▶ TASK MATERIAL:
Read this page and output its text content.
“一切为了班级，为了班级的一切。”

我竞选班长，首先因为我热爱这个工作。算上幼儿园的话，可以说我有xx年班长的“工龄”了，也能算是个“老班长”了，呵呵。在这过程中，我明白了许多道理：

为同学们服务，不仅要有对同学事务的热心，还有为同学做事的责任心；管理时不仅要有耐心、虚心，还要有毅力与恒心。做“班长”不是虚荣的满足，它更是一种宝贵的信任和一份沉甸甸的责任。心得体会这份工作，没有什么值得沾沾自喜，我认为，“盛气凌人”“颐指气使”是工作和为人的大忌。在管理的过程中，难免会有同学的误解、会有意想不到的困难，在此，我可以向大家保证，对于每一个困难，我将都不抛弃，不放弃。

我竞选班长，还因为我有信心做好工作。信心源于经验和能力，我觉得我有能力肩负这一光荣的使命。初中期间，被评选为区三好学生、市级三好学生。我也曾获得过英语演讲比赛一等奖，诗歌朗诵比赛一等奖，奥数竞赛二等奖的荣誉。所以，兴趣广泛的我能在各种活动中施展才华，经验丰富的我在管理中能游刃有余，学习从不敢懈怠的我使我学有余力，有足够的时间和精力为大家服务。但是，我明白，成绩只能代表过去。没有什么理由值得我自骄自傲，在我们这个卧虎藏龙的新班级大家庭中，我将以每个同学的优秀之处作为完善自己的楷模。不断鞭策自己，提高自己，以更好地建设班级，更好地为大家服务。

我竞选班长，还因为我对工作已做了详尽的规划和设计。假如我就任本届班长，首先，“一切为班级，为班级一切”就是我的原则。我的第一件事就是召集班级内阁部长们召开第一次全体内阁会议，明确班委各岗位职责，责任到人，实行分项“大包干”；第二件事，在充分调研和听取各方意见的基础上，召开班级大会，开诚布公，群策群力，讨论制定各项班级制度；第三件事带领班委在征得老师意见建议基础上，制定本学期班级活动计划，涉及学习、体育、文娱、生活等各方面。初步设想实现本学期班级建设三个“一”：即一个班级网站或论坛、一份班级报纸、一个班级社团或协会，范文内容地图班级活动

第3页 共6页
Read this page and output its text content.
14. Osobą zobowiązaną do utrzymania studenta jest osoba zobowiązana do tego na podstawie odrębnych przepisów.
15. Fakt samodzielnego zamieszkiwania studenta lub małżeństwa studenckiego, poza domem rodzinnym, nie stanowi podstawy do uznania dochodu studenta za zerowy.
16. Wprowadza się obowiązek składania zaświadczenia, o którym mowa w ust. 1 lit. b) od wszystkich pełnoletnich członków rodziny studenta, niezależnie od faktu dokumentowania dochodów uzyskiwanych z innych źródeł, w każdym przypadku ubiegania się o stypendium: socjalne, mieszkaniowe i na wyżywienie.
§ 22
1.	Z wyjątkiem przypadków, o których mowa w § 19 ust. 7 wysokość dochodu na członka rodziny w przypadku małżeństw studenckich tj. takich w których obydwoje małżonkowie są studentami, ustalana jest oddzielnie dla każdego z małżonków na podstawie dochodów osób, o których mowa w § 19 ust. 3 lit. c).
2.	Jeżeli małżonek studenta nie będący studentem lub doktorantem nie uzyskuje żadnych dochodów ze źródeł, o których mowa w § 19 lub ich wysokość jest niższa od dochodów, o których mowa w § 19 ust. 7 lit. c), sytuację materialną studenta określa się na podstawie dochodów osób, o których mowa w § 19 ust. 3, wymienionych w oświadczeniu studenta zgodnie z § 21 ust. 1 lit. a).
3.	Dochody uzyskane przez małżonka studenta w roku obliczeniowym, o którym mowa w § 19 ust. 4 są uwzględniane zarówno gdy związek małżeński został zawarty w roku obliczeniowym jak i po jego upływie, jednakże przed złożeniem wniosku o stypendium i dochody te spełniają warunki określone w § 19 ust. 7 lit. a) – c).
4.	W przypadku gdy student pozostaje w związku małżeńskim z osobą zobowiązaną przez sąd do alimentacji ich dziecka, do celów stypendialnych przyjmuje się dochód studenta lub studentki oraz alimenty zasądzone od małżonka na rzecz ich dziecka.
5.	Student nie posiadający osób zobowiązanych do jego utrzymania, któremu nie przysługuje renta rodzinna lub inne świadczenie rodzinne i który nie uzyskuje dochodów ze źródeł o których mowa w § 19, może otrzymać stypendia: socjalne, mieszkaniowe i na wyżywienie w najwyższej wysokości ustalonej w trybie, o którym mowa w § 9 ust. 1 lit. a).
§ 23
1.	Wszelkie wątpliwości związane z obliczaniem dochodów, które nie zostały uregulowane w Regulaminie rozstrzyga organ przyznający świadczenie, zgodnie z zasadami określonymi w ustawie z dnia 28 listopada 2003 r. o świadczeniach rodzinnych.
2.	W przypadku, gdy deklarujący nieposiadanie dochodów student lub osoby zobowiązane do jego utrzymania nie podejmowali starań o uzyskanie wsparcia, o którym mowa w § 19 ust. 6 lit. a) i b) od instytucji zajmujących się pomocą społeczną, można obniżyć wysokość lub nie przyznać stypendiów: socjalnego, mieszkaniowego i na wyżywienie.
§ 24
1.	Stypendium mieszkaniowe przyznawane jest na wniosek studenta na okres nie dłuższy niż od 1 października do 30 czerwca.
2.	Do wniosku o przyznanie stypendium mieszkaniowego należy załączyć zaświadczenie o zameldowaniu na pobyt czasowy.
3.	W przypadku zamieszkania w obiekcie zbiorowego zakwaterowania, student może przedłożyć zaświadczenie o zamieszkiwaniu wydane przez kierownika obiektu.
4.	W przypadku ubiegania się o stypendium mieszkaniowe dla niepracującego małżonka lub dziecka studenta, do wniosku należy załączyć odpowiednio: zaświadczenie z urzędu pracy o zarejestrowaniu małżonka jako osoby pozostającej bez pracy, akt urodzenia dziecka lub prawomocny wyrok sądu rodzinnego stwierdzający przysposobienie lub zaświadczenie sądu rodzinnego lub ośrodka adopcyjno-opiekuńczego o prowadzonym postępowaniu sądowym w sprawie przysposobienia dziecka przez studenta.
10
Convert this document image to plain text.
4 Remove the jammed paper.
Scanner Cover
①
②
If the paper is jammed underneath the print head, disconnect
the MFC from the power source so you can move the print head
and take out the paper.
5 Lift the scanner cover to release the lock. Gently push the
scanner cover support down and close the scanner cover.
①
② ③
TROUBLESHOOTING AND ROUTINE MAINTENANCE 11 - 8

▶ WRITTEN INSTRUCTION:
From the line with "Convert this document image to plain text." to the last line of the material, give every line again exactly, and only those lines.

▶ EXERCISE RESPONSE:
Convert this document image to plain text.
4 Remove the jammed paper.
Scanner Cover
①
②
If the paper is jammed underneath the print head, disconnect
the MFC from the power source so you can move the print head
and take out the paper.
5 Lift the scanner cover to release the lock. Gently push the
scanner cover support down and close the scanner cover.
①
② ③
TROUBLESHOOTING AND ROUTINE MAINTENANCE 11 - 8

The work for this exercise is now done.